Repeat every line from the line containing "Serialize everything readable" to the end of the data, exactly. Leave the pictures out.

_Data records:_
# # # #

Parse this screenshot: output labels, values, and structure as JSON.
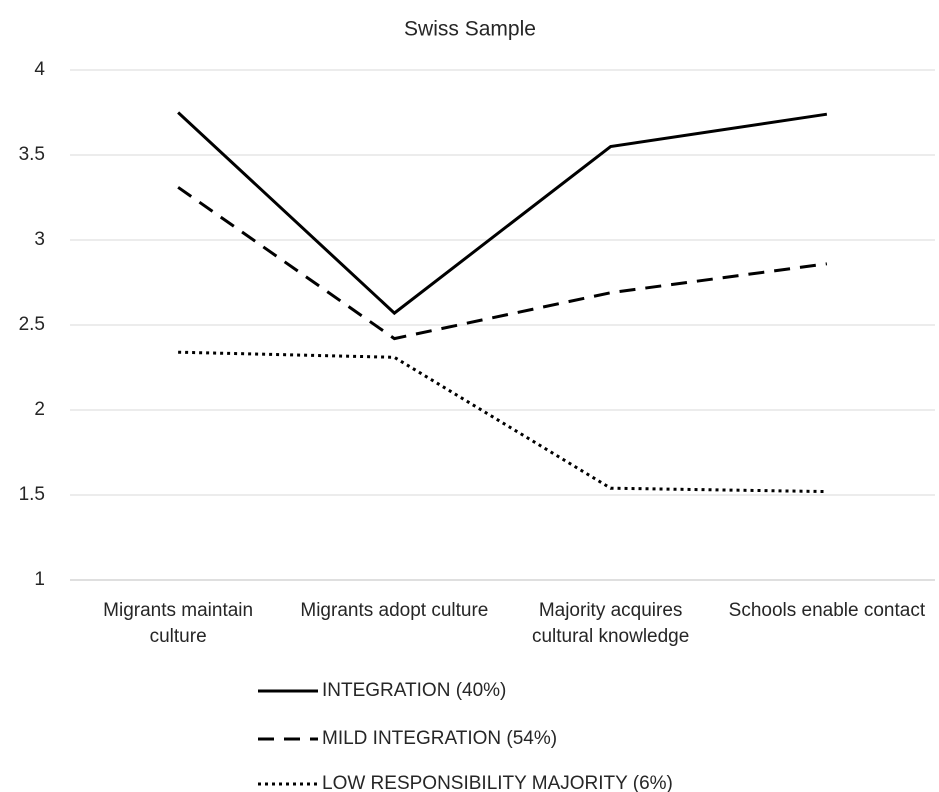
{
  "chart_data": {
    "type": "line",
    "title": "Swiss Sample",
    "categories": [
      "Migrants maintain culture",
      "Migrants adopt culture",
      "Majority acquires cultural knowledge",
      "Schools enable contact"
    ],
    "series": [
      {
        "name": "INTEGRATION (40%)",
        "color": "#000000",
        "dash": "solid",
        "values": [
          3.75,
          2.57,
          3.55,
          3.74
        ]
      },
      {
        "name": "MILD INTEGRATION (54%)",
        "color": "#000000",
        "dash": "dashed",
        "values": [
          3.31,
          2.42,
          2.69,
          2.86
        ]
      },
      {
        "name": "LOW RESPONSIBILITY MAJORITY (6%)",
        "color": "#000000",
        "dash": "dotted",
        "values": [
          2.34,
          2.31,
          1.54,
          1.52
        ]
      }
    ],
    "ylim": [
      1,
      4
    ],
    "yticks": [
      1,
      1.5,
      2,
      2.5,
      3,
      3.5,
      4
    ],
    "grid": true,
    "legend": "bottom"
  }
}
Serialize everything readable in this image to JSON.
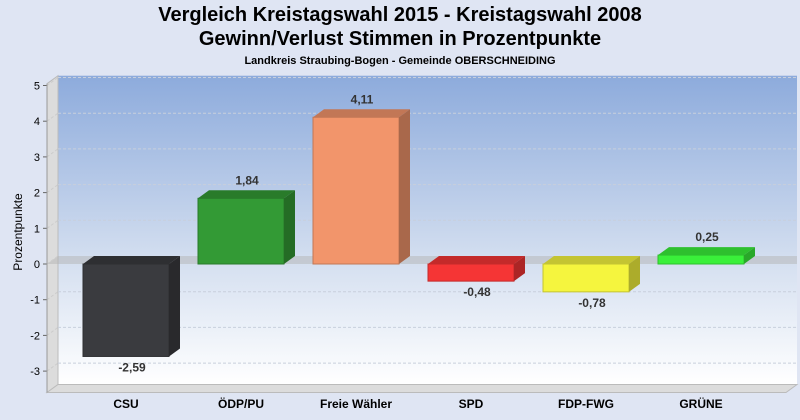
{
  "chart_data": {
    "type": "bar",
    "title": "Vergleich Kreistagswahl 2015 - Kreistagswahl 2008",
    "subtitle": "Gewinn/Verlust Stimmen in Prozentpunkte",
    "subsubtitle": "Landkreis Straubing-Bogen - Gemeinde OBERSCHNEIDING",
    "xlabel": "",
    "ylabel": "Prozentpunkte",
    "ylim": [
      -3.6,
      5.05
    ],
    "yticks": [
      5,
      4,
      3,
      2,
      1,
      0,
      -1,
      -2,
      -3
    ],
    "categories": [
      "CSU",
      "ÖDP/PU",
      "Freie Wähler",
      "SPD",
      "FDP-FWG",
      "GRÜNE"
    ],
    "values": [
      -2.59,
      1.84,
      4.11,
      -0.48,
      -0.78,
      0.25
    ],
    "labels": [
      "-2,59",
      "1,84",
      "4,11",
      "-0,48",
      "-0,78",
      "0,25"
    ],
    "colors": [
      "#3a3b3f",
      "#339a35",
      "#f2956b",
      "#f53535",
      "#f5f53e",
      "#3af03a"
    ],
    "grid": true
  }
}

# # # #

_Finished exercise:_
Serialize everything readable in this image to JSON.
{
  "chart_data": {
    "type": "bar",
    "title": "Vergleich Kreistagswahl 2015 - Kreistagswahl 2008",
    "subtitle": "Gewinn/Verlust Stimmen in Prozentpunkte",
    "subsubtitle": "Landkreis Straubing-Bogen - Gemeinde OBERSCHNEIDING",
    "xlabel": "",
    "ylabel": "Prozentpunkte",
    "ylim": [
      -3.6,
      5.05
    ],
    "yticks": [
      5,
      4,
      3,
      2,
      1,
      0,
      -1,
      -2,
      -3
    ],
    "categories": [
      "CSU",
      "ÖDP/PU",
      "Freie Wähler",
      "SPD",
      "FDP-FWG",
      "GRÜNE"
    ],
    "values": [
      -2.59,
      1.84,
      4.11,
      -0.48,
      -0.78,
      0.25
    ],
    "labels": [
      "-2,59",
      "1,84",
      "4,11",
      "-0,48",
      "-0,78",
      "0,25"
    ],
    "colors": [
      "#3a3b3f",
      "#339a35",
      "#f2956b",
      "#f53535",
      "#f5f53e",
      "#3af03a"
    ],
    "grid": true
  }
}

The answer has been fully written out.